──────── EXERCISE MATERIAL ────────

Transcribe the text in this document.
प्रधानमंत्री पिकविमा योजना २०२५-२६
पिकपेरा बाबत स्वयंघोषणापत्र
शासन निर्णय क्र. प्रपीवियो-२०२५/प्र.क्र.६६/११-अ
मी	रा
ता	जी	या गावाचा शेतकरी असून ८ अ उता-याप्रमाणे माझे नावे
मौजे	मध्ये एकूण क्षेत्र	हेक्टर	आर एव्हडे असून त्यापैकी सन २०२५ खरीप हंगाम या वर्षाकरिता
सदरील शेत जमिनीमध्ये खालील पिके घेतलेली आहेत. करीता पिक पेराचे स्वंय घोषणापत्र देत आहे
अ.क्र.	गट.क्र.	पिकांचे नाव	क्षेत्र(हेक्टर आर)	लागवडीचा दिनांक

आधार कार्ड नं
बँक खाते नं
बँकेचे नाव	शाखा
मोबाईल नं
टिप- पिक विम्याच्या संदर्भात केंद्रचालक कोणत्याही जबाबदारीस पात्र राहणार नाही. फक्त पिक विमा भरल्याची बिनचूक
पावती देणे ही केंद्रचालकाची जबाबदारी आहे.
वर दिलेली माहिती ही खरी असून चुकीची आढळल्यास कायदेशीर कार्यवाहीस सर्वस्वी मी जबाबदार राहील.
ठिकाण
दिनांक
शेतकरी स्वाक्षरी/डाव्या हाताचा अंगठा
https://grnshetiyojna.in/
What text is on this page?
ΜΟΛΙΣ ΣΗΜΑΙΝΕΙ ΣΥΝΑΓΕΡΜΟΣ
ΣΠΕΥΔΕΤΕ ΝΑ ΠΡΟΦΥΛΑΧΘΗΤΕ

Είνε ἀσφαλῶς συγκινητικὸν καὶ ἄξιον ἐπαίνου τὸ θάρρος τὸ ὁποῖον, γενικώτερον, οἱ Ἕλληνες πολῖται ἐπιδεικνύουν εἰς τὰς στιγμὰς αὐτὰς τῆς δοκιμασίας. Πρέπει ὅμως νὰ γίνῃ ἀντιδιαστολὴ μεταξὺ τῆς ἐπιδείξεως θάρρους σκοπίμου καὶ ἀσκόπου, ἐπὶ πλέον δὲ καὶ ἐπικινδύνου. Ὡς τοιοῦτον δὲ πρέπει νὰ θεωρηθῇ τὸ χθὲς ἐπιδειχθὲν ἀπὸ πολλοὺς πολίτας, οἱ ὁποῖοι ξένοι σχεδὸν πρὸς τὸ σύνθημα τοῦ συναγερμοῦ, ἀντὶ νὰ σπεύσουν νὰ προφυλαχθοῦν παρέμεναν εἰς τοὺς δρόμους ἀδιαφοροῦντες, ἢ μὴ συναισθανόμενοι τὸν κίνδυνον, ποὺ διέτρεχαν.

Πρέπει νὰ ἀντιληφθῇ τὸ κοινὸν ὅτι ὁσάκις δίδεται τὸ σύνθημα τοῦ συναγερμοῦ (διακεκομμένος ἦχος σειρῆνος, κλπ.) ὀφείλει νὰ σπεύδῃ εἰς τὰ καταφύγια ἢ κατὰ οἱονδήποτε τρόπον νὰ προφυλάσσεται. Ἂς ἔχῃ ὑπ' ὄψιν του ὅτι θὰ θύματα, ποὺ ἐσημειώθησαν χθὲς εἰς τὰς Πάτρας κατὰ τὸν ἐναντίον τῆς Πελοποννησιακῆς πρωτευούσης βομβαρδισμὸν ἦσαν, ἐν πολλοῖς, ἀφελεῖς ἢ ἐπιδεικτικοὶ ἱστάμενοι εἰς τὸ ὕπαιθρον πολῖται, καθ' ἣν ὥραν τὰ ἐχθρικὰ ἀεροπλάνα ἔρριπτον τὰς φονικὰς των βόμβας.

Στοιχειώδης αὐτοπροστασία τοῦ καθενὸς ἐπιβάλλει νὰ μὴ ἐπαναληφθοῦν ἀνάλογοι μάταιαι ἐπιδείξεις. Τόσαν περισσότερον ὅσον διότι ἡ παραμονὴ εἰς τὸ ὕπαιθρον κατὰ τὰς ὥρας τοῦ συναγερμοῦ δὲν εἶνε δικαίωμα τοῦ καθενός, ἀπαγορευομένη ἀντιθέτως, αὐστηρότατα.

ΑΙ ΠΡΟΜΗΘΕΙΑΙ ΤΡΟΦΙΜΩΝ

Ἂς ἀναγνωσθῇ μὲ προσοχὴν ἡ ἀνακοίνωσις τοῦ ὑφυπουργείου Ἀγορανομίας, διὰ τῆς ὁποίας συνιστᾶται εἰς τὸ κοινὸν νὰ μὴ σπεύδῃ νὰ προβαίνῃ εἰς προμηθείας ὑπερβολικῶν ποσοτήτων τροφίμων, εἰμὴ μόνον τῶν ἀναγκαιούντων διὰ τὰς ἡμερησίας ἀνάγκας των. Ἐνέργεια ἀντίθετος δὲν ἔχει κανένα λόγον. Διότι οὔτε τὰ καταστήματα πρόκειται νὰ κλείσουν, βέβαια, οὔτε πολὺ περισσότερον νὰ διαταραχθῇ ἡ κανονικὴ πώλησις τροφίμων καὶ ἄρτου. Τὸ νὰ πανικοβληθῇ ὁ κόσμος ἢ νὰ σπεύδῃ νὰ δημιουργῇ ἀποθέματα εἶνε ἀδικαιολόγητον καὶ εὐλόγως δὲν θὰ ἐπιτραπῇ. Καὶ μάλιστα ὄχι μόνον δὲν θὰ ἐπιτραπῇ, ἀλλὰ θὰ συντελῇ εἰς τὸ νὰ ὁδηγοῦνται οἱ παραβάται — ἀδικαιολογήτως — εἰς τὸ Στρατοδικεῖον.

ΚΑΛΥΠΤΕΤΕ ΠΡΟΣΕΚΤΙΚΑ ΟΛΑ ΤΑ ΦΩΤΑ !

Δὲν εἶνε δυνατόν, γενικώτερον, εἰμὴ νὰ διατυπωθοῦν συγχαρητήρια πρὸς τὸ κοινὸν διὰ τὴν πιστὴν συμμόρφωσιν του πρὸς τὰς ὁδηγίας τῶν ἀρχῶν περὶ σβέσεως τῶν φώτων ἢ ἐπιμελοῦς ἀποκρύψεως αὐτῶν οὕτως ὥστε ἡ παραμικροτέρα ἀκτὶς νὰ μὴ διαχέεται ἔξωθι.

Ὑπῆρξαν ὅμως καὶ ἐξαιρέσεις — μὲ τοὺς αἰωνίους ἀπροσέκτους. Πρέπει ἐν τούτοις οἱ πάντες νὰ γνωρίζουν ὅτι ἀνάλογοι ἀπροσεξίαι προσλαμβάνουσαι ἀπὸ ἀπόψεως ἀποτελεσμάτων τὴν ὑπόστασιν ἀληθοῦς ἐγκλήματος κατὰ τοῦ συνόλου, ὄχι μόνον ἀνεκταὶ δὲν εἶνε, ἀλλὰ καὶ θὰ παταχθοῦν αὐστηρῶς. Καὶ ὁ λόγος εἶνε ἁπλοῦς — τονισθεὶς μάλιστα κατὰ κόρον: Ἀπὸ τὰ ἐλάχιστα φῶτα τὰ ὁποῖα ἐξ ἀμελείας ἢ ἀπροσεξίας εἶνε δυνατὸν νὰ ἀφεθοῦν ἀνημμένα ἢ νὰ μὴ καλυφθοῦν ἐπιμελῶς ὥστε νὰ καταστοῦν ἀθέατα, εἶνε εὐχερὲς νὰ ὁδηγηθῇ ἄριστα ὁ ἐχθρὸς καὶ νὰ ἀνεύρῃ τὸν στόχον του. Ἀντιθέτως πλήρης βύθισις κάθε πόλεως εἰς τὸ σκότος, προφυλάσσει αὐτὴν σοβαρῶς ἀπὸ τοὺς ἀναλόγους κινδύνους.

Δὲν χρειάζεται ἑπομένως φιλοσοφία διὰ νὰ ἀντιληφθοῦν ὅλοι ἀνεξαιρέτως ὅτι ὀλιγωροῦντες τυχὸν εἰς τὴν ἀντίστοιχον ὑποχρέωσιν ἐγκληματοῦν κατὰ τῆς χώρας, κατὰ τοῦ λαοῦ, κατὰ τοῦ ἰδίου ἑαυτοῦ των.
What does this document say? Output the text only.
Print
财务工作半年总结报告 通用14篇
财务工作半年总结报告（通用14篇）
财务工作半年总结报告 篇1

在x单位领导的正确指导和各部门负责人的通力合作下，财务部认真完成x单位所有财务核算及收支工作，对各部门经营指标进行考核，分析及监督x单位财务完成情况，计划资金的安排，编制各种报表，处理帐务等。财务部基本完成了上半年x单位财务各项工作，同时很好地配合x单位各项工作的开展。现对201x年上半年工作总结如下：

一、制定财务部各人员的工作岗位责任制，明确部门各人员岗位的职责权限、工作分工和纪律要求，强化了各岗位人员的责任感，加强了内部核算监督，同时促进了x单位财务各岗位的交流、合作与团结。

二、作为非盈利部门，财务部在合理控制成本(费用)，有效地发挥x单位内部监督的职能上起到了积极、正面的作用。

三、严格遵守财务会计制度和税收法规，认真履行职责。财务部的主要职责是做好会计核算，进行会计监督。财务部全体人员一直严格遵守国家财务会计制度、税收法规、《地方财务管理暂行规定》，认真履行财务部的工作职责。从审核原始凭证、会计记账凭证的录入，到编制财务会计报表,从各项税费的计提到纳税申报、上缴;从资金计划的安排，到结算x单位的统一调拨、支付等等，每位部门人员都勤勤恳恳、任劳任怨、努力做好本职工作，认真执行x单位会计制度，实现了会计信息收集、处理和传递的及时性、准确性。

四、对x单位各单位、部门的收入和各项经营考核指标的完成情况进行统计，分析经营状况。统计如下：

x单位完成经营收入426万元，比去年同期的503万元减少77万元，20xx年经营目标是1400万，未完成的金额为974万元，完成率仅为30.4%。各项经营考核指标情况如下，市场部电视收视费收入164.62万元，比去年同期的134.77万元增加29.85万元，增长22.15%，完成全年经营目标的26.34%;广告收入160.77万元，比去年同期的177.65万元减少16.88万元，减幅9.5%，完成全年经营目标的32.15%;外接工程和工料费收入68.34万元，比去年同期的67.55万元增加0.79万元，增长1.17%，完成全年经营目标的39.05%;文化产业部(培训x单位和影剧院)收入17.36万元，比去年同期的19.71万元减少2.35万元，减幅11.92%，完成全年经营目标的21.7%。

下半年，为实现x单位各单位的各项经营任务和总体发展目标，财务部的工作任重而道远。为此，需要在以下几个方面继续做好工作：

────────

PROMPT
Write out every line of the data that holds the word "τοὺς".

SOLUTION FOR THIS TASK
Είνε ἀσφαλῶς συγκινητικὸν καὶ ἄξιον ἐπαίνου τὸ θάρρος τὸ ὁποῖον, γενικώτερον, οἱ Ἕλληνες πολῖται ἐπιδεικνύουν εἰς τὰς στιγμὰς αὐτὰς τῆς δοκιμασίας. Πρέπει ὅμως νὰ γίνῃ ἀντιδιαστολὴ μεταξὺ τῆς ἐπιδείξεως θάρρους σκοπίμου καὶ ἀσκόπου, ἐπὶ πλέον δὲ καὶ ἐπικινδύνου. Ὡς τοιοῦτον δὲ πρέπει νὰ θεωρηθῇ τὸ χθὲς ἐπιδειχθὲν ἀπὸ πολλοὺς πολίτας, οἱ ὁποῖοι ξένοι σχεδὸν πρὸς τὸ σύνθημα τοῦ συναγερμοῦ, ἀντὶ νὰ σπεύσουν νὰ προφυλαχθοῦν παρέμεναν εἰς τοὺς δρόμους ἀδιαφοροῦντες, ἢ μὴ συναισθανόμενοι τὸν κίνδυνον, ποὺ διέτρεχαν.
Ὑπῆρξαν ὅμως καὶ ἐξαιρέσεις — μὲ τοὺς αἰωνίους ἀπροσέκτους. Πρέπει ἐν τούτοις οἱ πάντες νὰ γνωρίζουν ὅτι ἀνάλογοι ἀπροσεξίαι προσλαμβάνουσαι ἀπὸ ἀπόψεως ἀποτελεσμάτων τὴν ὑπόστασιν ἀληθοῦς ἐγκλήματος κατὰ τοῦ συνόλου, ὄχι μόνον ἀνεκταὶ δὲν εἶνε, ἀλλὰ καὶ θὰ παταχθοῦν αὐστηρῶς. Καὶ ὁ λόγος εἶνε ἁπλοῦς — τονισθεὶς μάλιστα κατὰ κόρον: Ἀπὸ τὰ ἐλάχιστα φῶτα τὰ ὁποῖα ἐξ ἀμελείας ἢ ἀπροσεξίας εἶνε δυνατὸν νὰ ἀφεθοῦν ἀνημμένα ἢ νὰ μὴ καλυφθοῦν ἐπιμελῶς ὥστε νὰ καταστοῦν ἀθέατα, εἶνε εὐχερὲς νὰ ὁδηγηθῇ ἄριστα ὁ ἐχθρὸς καὶ νὰ ἀνεύρῃ τὸν στόχον του. Ἀντιθέτως πλήρης βύθισις κάθε πόλεως εἰς τὸ σκότος, προφυλάσσει αὐτὴν σοβαρῶς ἀπὸ τοὺς ἀναλόγους κινδύνους.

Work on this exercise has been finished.